• Provided material
[BEGIN]

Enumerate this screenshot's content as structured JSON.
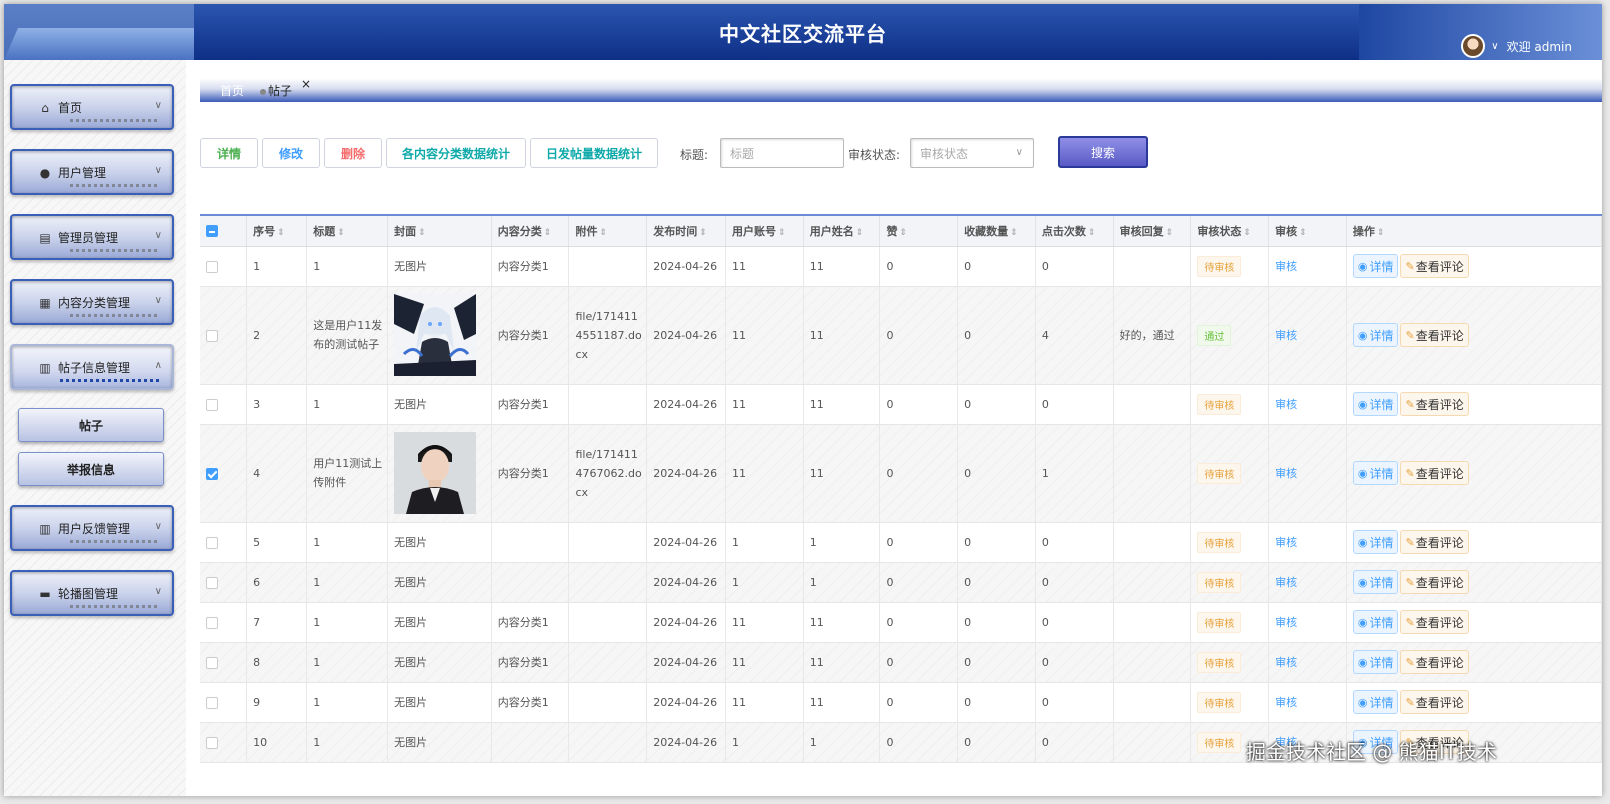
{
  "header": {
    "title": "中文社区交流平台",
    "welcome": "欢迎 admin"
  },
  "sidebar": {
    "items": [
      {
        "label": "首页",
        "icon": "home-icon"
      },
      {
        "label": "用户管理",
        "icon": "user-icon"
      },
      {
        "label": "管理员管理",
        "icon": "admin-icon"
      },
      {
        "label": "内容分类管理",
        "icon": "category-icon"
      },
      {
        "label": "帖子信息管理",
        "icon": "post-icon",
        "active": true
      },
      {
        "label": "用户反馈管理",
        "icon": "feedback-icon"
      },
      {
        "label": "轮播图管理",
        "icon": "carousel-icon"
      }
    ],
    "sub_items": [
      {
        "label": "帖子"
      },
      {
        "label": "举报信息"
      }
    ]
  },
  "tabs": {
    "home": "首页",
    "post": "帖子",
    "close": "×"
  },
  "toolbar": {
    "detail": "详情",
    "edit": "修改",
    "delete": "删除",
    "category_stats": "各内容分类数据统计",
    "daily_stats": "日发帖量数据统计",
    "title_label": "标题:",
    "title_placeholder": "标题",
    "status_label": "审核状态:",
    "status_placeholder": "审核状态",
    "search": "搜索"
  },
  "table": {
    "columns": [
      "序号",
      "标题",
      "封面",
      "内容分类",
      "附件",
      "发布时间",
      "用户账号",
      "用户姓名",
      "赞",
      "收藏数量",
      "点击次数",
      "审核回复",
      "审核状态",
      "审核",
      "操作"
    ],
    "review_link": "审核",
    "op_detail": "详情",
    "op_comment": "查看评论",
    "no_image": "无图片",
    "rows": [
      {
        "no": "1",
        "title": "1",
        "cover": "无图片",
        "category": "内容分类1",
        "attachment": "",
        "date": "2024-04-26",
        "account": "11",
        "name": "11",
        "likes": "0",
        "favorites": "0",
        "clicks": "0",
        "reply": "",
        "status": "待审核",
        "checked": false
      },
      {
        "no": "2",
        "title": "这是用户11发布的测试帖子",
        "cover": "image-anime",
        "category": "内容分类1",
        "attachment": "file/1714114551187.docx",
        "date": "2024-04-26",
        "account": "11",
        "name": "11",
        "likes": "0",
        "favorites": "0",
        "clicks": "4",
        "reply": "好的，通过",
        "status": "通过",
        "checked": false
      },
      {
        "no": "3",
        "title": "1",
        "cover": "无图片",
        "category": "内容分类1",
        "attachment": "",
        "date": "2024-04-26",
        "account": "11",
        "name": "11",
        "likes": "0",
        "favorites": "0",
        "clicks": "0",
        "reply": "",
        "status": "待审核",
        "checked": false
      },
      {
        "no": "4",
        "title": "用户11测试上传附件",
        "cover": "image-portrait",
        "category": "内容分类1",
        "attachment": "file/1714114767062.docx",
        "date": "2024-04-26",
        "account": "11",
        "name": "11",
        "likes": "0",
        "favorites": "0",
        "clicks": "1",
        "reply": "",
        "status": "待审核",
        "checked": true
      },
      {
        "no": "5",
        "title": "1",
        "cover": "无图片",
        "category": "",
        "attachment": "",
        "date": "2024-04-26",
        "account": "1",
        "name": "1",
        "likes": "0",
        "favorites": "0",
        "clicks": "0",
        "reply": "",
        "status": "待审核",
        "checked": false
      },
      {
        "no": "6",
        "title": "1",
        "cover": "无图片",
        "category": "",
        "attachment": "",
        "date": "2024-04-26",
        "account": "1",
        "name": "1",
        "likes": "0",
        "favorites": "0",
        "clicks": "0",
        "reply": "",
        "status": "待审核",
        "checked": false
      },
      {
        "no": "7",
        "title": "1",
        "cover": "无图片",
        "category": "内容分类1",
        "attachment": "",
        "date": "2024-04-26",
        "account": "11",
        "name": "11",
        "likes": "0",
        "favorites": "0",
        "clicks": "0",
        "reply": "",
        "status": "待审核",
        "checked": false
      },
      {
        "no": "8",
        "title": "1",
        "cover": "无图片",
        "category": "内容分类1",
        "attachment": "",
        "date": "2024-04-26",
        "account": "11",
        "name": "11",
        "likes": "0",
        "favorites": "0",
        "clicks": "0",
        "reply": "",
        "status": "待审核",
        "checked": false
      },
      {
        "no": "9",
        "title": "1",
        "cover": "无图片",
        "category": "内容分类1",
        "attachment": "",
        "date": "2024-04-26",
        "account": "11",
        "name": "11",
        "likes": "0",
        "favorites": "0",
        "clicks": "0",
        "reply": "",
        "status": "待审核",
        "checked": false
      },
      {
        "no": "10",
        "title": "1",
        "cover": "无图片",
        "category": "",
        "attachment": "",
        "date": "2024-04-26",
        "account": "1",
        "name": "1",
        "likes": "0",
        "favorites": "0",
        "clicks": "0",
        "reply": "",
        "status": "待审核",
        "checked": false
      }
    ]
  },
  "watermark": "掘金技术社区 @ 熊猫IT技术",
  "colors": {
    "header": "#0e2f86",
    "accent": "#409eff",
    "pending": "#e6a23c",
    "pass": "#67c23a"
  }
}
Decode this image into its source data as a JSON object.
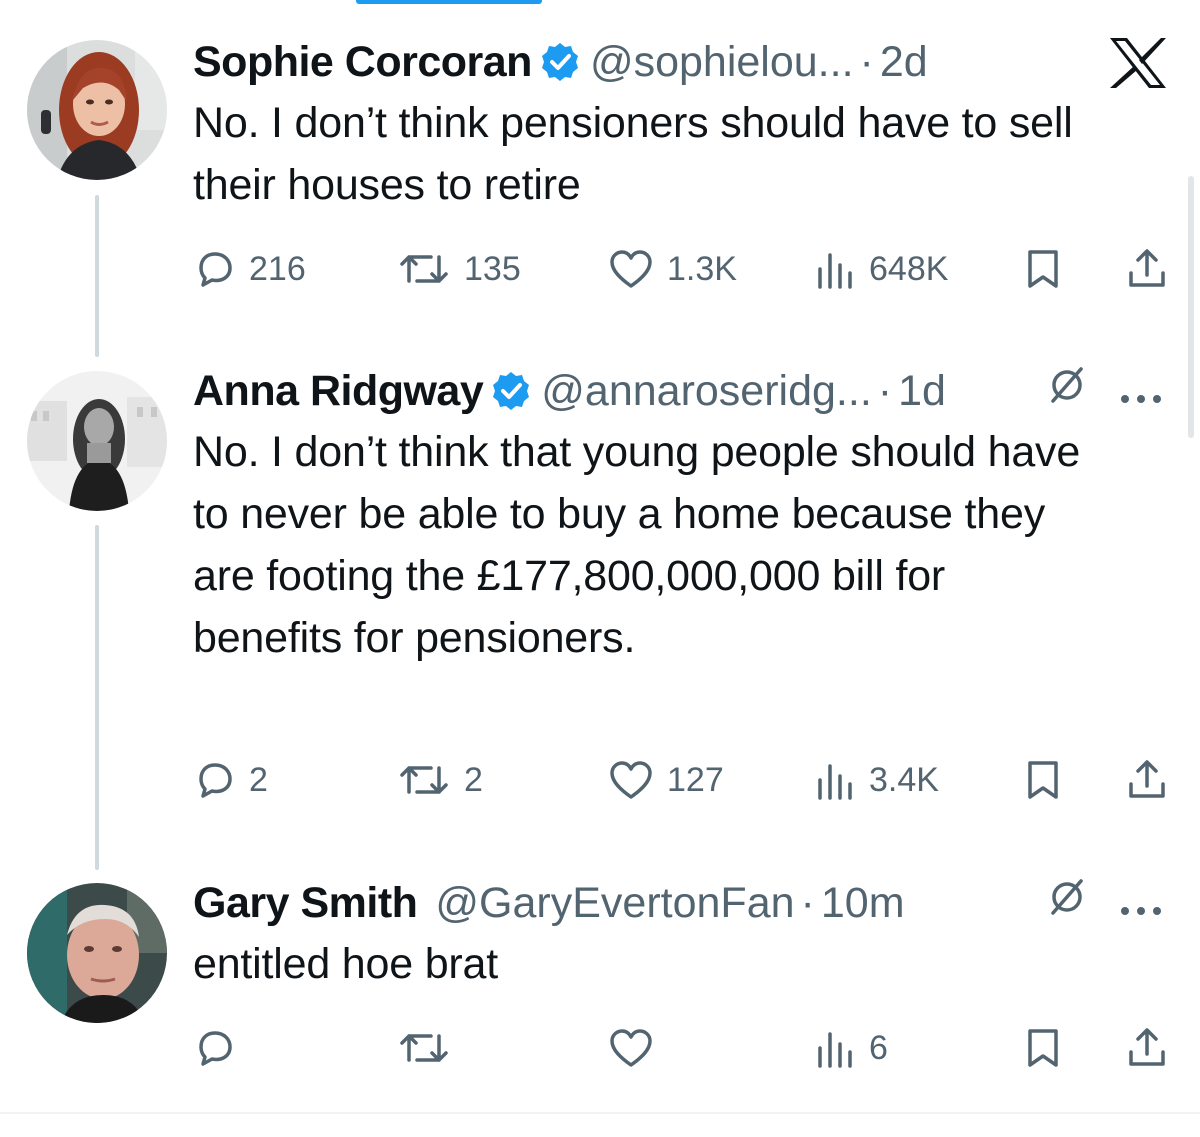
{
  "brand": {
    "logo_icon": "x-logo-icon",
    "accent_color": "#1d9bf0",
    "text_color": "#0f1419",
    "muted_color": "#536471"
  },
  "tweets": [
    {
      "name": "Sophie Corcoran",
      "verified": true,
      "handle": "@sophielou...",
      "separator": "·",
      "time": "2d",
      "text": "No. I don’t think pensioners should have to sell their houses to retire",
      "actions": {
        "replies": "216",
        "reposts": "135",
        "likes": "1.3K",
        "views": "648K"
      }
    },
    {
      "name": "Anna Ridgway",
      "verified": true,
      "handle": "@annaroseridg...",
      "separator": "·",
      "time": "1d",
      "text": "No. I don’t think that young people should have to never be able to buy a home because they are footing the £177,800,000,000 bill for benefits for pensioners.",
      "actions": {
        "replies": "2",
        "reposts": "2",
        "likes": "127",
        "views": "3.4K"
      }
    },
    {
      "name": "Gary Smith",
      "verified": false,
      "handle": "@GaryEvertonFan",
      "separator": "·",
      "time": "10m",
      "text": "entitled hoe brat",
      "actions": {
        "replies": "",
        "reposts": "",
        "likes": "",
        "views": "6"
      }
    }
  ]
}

[END]

• What is being asked
In the entries above, locate every line with the word "handle" and copy it.

• Reply
      "handle": "@sophielou...",
      "handle": "@annaroseridg...",
      "handle": "@GaryEvertonFan",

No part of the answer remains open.